What you should do: Gather up the lines that contain "Methodology".

--- Start ---

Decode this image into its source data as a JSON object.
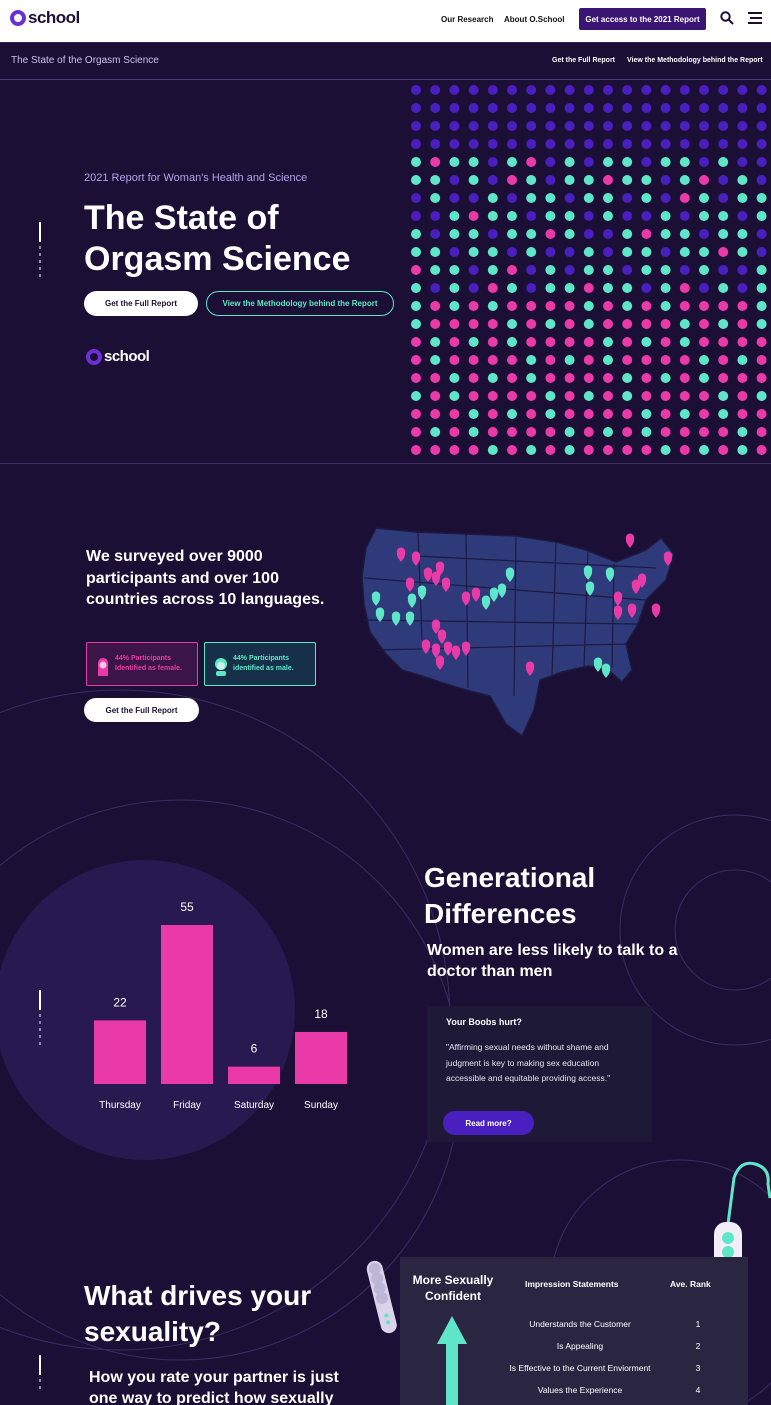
{
  "nav": {
    "logo": "school",
    "links": [
      "Our Research",
      "About O.School"
    ],
    "cta": "Get access to the 2021 Report",
    "search_icon": "search-icon",
    "menu_icon": "hamburger-menu-icon"
  },
  "subbar": {
    "title": "The State of the Orgasm Science",
    "links": [
      "Get the Full Report",
      "View the Methodology behind the Report"
    ]
  },
  "hero": {
    "kicker": "2021 Report for Woman's Health and Science",
    "title": "The State of Orgasm Science",
    "primary_button": "Get the Full Report",
    "secondary_button": "View the Methodology behind the Report",
    "logo": "school",
    "colors": {
      "violet": "#4a1fbf",
      "teal": "#5fe6c8",
      "pink": "#e93aa7"
    }
  },
  "survey": {
    "text": "We surveyed over 9000 participants and over 100 countries across 10 languages.",
    "female_stat": "44% Participants Identified as female.",
    "male_stat": "44% Participants identified as male.",
    "button": "Get the Full Report"
  },
  "chart_data": {
    "type": "bar",
    "categories": [
      "Thursday",
      "Friday",
      "Saturday",
      "Sunday"
    ],
    "values": [
      22,
      55,
      6,
      18
    ],
    "title": "",
    "xlabel": "",
    "ylabel": "",
    "color": "#e93aa7"
  },
  "generational": {
    "title": "Generational Differences",
    "subtitle": "Women are less likely to talk to a doctor than men",
    "card_title": "Your Boobs hurt?",
    "card_body": "\"Affirming sexual needs without shame and judgment is key to making sex education accessible and equitable providing access.\"",
    "card_button": "Read more?"
  },
  "sexuality": {
    "title": "What drives your sexuality?",
    "subtitle": "How you rate your partner is just one way to predict how sexually",
    "table": {
      "side_label": "More Sexually Confident",
      "col1": "Impression Statements",
      "col2": "Ave. Rank",
      "rows": [
        {
          "statement": "Understands the Customer",
          "rank": "1"
        },
        {
          "statement": "Is Appealing",
          "rank": "2"
        },
        {
          "statement": "Is Effective to the Current Enviorment",
          "rank": "3"
        },
        {
          "statement": "Values the Experience",
          "rank": "4"
        }
      ]
    }
  }
}
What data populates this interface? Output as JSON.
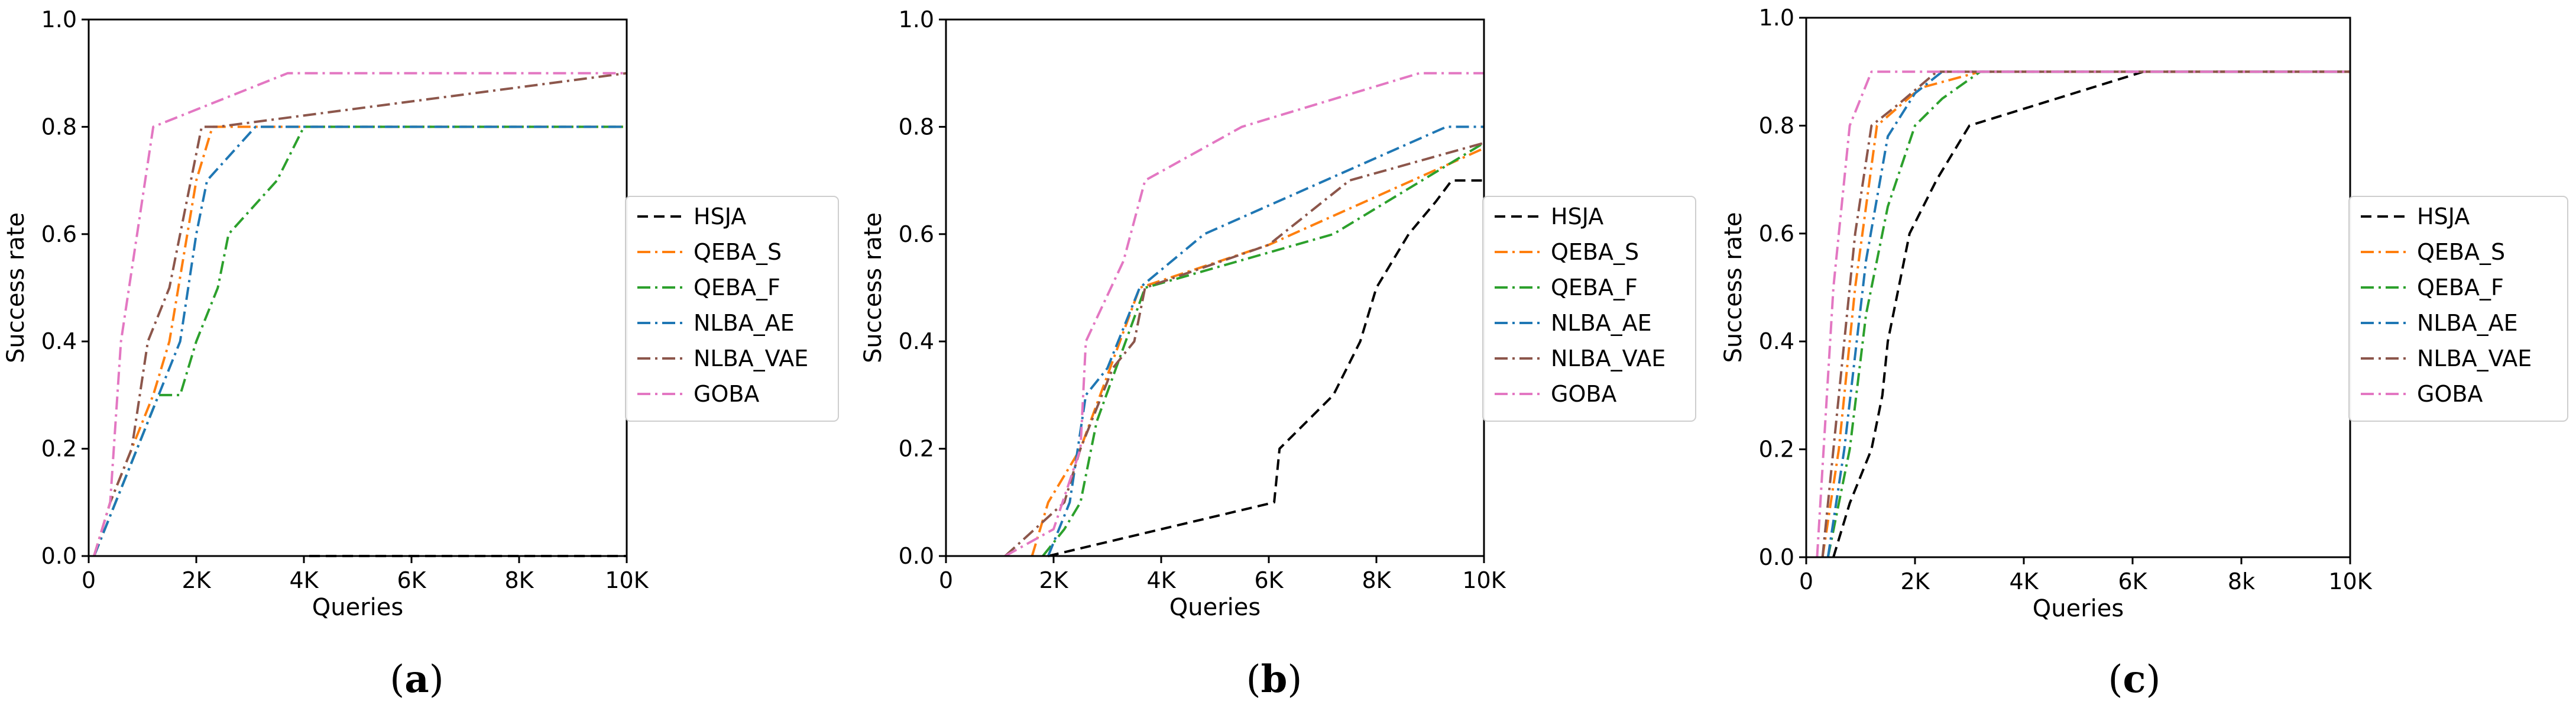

--- End ---

Output below:
      "View the Methodology behind the Report"
    "secondary_button": "View the Methodology behind the Report",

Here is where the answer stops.